● Objective
Go through the listing and return every line with "JSON" in it.

● Extracted data entries

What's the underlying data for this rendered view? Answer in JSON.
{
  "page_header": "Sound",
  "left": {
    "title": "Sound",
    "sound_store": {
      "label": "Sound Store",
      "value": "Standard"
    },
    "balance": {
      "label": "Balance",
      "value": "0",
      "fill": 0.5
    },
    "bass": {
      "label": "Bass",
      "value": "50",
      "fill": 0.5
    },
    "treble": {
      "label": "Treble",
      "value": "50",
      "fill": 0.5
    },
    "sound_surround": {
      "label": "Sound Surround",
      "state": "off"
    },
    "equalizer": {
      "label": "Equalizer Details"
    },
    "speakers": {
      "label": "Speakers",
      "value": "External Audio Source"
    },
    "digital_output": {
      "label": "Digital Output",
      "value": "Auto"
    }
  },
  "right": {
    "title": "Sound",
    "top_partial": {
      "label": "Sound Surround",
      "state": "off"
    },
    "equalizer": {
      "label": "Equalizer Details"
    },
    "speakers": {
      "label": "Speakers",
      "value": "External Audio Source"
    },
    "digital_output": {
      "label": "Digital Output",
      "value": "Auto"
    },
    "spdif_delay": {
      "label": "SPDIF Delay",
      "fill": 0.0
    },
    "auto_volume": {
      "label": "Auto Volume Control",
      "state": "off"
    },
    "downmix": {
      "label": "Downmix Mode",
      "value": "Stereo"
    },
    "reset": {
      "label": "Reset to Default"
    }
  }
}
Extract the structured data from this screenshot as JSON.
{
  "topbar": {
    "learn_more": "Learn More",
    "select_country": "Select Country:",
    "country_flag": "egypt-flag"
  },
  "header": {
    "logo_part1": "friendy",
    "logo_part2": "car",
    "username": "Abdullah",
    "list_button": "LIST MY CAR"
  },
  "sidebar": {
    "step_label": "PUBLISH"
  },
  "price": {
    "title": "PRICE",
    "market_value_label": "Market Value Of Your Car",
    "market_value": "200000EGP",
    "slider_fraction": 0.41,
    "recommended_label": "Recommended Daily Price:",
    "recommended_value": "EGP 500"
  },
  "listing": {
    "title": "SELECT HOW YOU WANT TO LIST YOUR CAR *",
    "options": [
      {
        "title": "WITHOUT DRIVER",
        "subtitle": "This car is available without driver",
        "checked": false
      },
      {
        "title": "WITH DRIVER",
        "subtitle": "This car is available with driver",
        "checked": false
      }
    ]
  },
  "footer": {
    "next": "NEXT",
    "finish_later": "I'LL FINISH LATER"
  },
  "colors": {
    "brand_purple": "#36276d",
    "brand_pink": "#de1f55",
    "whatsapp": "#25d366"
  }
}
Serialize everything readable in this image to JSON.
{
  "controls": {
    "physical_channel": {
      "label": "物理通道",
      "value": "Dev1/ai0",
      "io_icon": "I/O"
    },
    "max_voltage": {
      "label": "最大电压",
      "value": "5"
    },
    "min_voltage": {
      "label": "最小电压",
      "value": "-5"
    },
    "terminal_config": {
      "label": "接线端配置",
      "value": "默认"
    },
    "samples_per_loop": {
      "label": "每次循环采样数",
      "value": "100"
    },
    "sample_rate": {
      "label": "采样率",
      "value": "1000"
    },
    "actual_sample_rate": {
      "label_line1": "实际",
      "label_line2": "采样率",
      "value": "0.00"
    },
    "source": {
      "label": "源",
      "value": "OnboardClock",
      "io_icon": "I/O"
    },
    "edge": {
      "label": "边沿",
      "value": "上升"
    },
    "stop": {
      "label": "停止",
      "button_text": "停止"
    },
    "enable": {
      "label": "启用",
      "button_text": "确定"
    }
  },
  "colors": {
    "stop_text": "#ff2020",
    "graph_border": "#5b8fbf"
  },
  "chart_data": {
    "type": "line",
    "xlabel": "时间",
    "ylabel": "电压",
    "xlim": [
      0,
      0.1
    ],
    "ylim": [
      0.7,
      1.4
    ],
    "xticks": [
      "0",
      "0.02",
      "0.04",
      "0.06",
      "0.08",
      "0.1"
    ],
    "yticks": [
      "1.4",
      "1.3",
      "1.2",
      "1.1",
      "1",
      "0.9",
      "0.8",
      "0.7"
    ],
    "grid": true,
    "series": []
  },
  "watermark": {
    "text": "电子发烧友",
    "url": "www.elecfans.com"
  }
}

● Problem solution
What's the underlying data for this rendered view? Answer in JSON.
Extract the structured data from this screenshot as JSON.
Serialize everything readable in this image to JSON.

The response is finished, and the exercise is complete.